Job: Repeat each line of the material exactly.

Supplied data:
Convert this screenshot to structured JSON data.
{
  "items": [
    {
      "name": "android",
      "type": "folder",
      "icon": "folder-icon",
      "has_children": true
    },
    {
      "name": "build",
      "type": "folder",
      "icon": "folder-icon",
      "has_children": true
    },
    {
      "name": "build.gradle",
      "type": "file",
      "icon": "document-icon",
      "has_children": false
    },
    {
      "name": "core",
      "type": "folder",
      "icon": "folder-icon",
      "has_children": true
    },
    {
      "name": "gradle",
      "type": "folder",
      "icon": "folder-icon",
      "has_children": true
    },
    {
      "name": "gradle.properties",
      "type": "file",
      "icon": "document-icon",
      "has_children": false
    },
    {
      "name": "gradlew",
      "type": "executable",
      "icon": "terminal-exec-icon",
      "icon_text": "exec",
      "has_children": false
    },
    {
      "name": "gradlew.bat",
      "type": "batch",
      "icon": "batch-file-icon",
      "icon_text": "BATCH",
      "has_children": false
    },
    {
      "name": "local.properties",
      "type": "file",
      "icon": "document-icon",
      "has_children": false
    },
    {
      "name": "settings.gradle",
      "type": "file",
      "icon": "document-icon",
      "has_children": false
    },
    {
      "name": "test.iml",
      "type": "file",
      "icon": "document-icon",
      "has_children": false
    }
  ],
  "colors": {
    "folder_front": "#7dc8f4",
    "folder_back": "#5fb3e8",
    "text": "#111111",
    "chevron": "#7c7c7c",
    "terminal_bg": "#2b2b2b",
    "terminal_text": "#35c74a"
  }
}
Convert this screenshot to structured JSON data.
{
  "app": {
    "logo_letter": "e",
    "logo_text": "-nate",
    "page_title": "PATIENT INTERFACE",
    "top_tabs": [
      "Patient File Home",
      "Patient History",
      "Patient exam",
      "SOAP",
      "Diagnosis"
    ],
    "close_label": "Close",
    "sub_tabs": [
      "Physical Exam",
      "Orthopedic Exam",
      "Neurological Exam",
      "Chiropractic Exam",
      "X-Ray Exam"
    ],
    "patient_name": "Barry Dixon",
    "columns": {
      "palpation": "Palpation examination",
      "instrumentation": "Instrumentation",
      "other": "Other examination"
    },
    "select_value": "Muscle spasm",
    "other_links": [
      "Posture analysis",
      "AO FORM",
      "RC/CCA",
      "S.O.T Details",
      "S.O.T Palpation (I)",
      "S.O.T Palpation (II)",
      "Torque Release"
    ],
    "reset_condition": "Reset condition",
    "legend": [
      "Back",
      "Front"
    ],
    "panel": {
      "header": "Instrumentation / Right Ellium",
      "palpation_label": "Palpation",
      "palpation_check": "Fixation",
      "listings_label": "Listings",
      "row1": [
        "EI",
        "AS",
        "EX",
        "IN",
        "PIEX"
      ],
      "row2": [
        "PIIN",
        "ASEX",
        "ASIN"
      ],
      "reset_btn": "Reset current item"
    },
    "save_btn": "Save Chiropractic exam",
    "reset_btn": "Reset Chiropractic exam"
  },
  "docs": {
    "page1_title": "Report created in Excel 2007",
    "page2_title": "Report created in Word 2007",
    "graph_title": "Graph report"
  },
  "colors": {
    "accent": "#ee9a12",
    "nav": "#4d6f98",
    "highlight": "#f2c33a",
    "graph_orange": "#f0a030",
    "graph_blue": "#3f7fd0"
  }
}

Finished exercise:
Convert this screenshot to structured JSON data.
{
  "items": [
    {
      "name": "android",
      "type": "folder",
      "icon": "folder-icon",
      "has_children": true
    },
    {
      "name": "build",
      "type": "folder",
      "icon": "folder-icon",
      "has_children": true
    },
    {
      "name": "build.gradle",
      "type": "file",
      "icon": "document-icon",
      "has_children": false
    },
    {
      "name": "core",
      "type": "folder",
      "icon": "folder-icon",
      "has_children": true
    },
    {
      "name": "gradle",
      "type": "folder",
      "icon": "folder-icon",
      "has_children": true
    },
    {
      "name": "gradle.properties",
      "type": "file",
      "icon": "document-icon",
      "has_children": false
    },
    {
      "name": "gradlew",
      "type": "executable",
      "icon": "terminal-exec-icon",
      "icon_text": "exec",
      "has_children": false
    },
    {
      "name": "gradlew.bat",
      "type": "batch",
      "icon": "batch-file-icon",
      "icon_text": "BATCH",
      "has_children": false
    },
    {
      "name": "local.properties",
      "type": "file",
      "icon": "document-icon",
      "has_children": false
    },
    {
      "name": "settings.gradle",
      "type": "file",
      "icon": "document-icon",
      "has_children": false
    },
    {
      "name": "test.iml",
      "type": "file",
      "icon": "document-icon",
      "has_children": false
    }
  ],
  "colors": {
    "folder_front": "#7dc8f4",
    "folder_back": "#5fb3e8",
    "text": "#111111",
    "chevron": "#7c7c7c",
    "terminal_bg": "#2b2b2b",
    "terminal_text": "#35c74a"
  }
}
Convert this screenshot to structured JSON data.
{
  "app": {
    "logo_letter": "e",
    "logo_text": "-nate",
    "page_title": "PATIENT INTERFACE",
    "top_tabs": [
      "Patient File Home",
      "Patient History",
      "Patient exam",
      "SOAP",
      "Diagnosis"
    ],
    "close_label": "Close",
    "sub_tabs": [
      "Physical Exam",
      "Orthopedic Exam",
      "Neurological Exam",
      "Chiropractic Exam",
      "X-Ray Exam"
    ],
    "patient_name": "Barry Dixon",
    "columns": {
      "palpation": "Palpation examination",
      "instrumentation": "Instrumentation",
      "other": "Other examination"
    },
    "select_value": "Muscle spasm",
    "other_links": [
      "Posture analysis",
      "AO FORM",
      "RC/CCA",
      "S.O.T Details",
      "S.O.T Palpation (I)",
      "S.O.T Palpation (II)",
      "Torque Release"
    ],
    "reset_condition": "Reset condition",
    "legend": [
      "Back",
      "Front"
    ],
    "panel": {
      "header": "Instrumentation / Right Ellium",
      "palpation_label": "Palpation",
      "palpation_check": "Fixation",
      "listings_label": "Listings",
      "row1": [
        "EI",
        "AS",
        "EX",
        "IN",
        "PIEX"
      ],
      "row2": [
        "PIIN",
        "ASEX",
        "ASIN"
      ],
      "reset_btn": "Reset current item"
    },
    "save_btn": "Save Chiropractic exam",
    "reset_btn": "Reset Chiropractic exam"
  },
  "docs": {
    "page1_title": "Report created in Excel 2007",
    "page2_title": "Report created in Word 2007",
    "graph_title": "Graph report"
  },
  "colors": {
    "accent": "#ee9a12",
    "nav": "#4d6f98",
    "highlight": "#f2c33a",
    "graph_orange": "#f0a030",
    "graph_blue": "#3f7fd0"
  }
}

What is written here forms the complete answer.